┌────────

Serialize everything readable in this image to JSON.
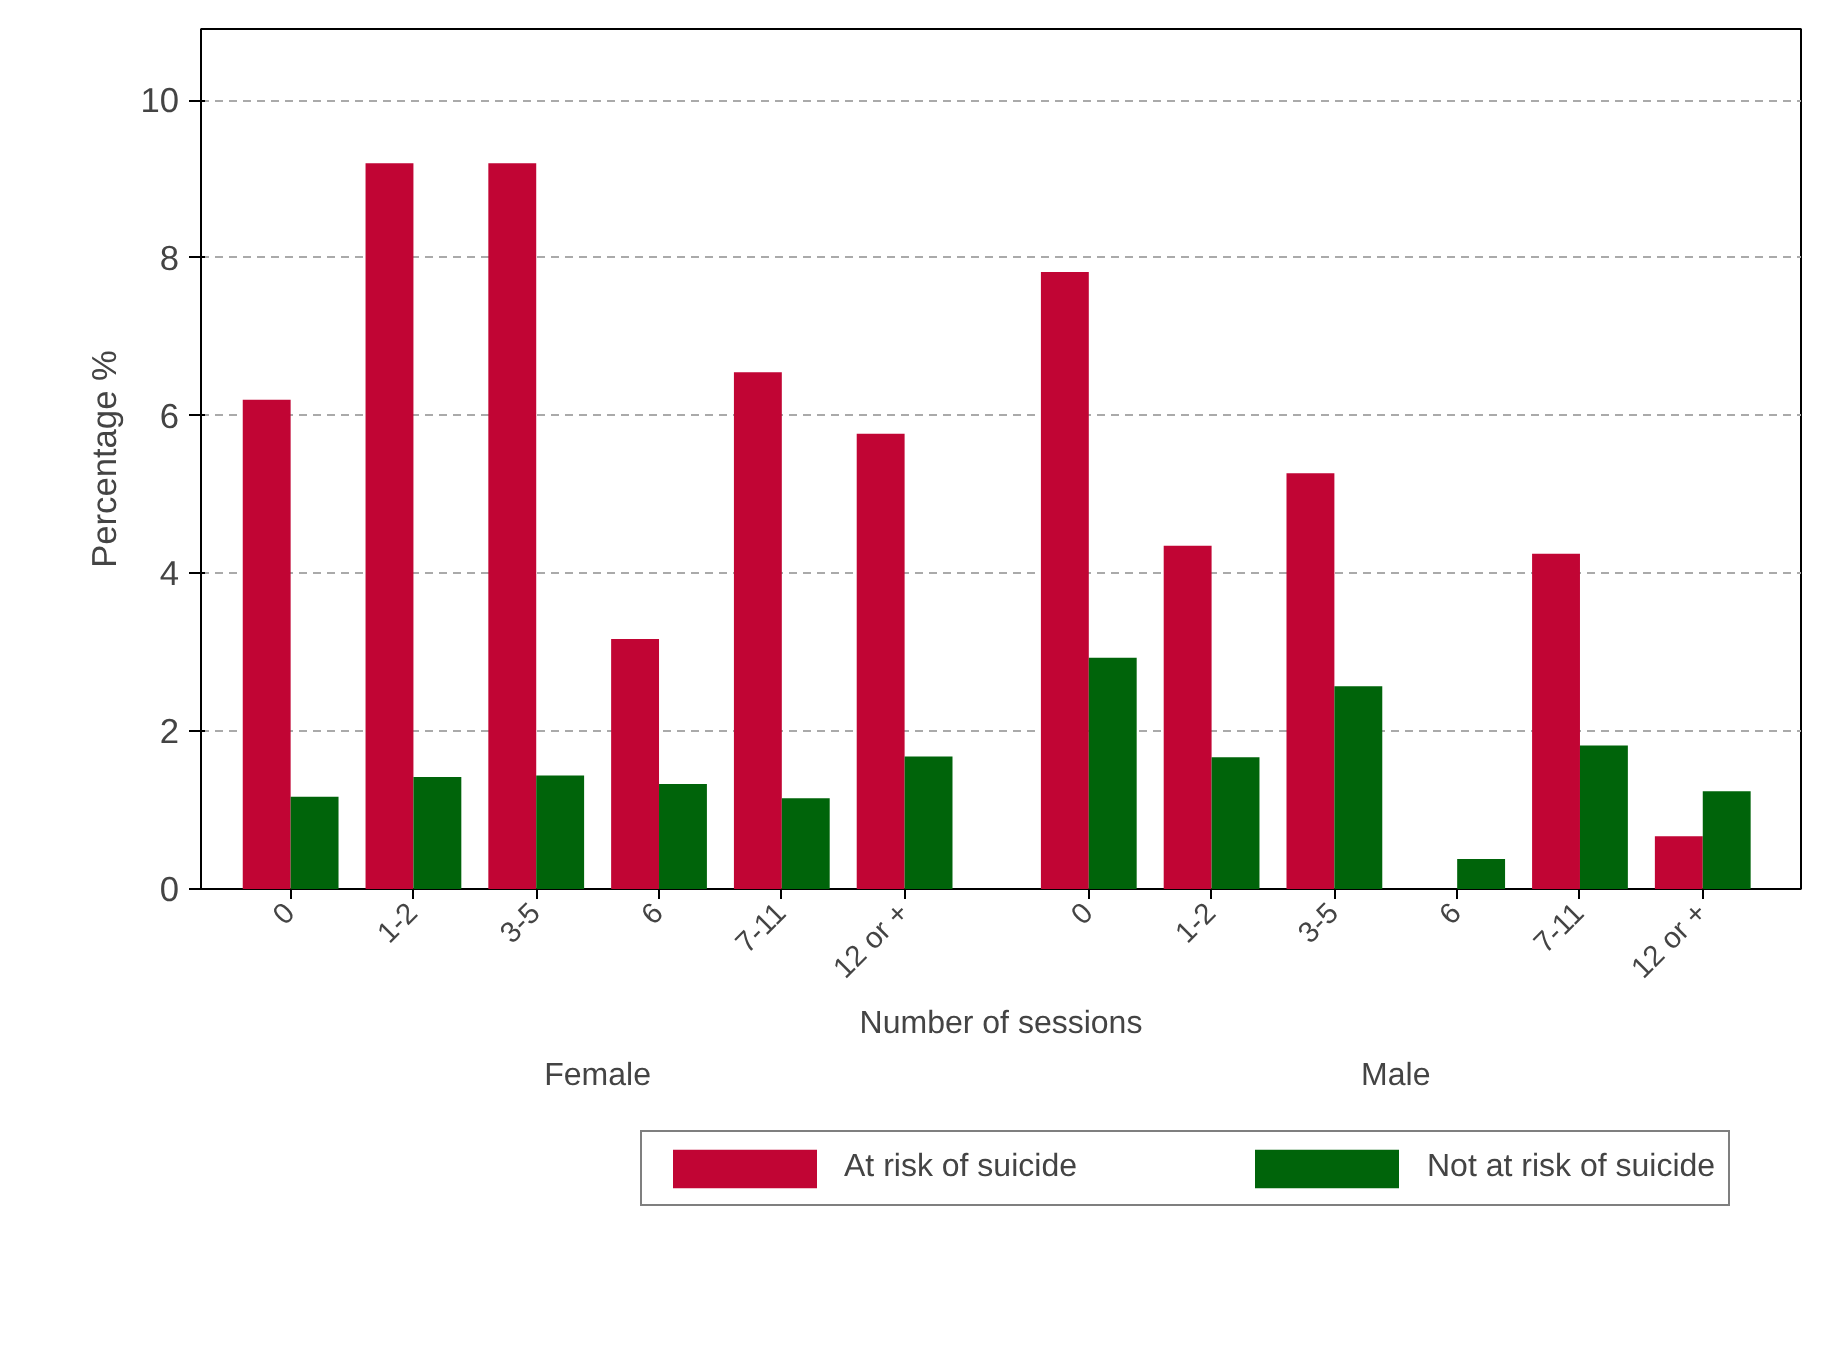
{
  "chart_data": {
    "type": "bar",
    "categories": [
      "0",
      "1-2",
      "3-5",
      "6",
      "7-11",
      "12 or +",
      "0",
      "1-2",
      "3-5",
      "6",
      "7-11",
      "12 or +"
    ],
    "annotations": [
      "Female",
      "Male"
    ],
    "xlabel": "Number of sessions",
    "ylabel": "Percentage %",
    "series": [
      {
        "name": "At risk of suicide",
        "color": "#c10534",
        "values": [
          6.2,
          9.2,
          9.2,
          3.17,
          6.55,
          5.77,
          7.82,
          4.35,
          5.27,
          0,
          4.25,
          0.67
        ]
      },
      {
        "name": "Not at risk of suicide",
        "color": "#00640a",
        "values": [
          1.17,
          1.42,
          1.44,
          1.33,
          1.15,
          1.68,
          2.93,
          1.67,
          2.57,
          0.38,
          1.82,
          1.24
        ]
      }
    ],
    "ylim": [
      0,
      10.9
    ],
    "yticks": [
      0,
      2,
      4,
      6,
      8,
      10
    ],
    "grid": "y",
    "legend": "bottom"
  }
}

└────────

§ **WHAT YOU HAVE TO DO**
Find how many lines of the entries contain "suicide". Respond with the number only.

§ **RESULT OF THE EXERCISE**
2